GIVEN REQUEST :: From the records below, pull each line that has "name".
····················
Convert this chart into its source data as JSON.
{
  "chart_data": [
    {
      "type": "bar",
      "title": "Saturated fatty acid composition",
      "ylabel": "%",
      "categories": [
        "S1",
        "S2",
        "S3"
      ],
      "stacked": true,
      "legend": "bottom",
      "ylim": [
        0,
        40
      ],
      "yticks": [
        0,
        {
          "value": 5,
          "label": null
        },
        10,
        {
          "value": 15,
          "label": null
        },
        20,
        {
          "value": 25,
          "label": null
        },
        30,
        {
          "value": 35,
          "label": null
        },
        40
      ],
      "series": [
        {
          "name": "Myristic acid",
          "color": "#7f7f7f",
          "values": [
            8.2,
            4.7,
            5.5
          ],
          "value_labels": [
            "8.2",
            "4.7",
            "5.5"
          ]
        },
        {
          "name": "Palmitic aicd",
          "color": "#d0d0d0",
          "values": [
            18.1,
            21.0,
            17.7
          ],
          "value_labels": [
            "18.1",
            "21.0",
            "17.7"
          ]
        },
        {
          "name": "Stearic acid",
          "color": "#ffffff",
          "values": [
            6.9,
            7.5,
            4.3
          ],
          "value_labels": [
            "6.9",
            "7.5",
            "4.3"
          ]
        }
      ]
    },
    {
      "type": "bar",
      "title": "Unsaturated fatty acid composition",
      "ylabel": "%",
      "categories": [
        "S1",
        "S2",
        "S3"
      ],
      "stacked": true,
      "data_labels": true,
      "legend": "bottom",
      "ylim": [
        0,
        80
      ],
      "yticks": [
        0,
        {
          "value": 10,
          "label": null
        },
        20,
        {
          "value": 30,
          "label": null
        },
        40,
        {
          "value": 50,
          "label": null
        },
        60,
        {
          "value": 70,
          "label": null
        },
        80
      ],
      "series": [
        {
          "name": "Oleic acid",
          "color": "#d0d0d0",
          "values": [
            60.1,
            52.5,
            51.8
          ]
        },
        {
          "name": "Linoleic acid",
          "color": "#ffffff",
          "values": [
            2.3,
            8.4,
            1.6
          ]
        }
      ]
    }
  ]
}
····················
SOLUTION TO THIS EXERCISE ::
          "name": "Myristic acid",
          "name": "Palmitic aicd",
          "name": "Stearic acid",
          "name": "Oleic acid",
          "name": "Linoleic acid",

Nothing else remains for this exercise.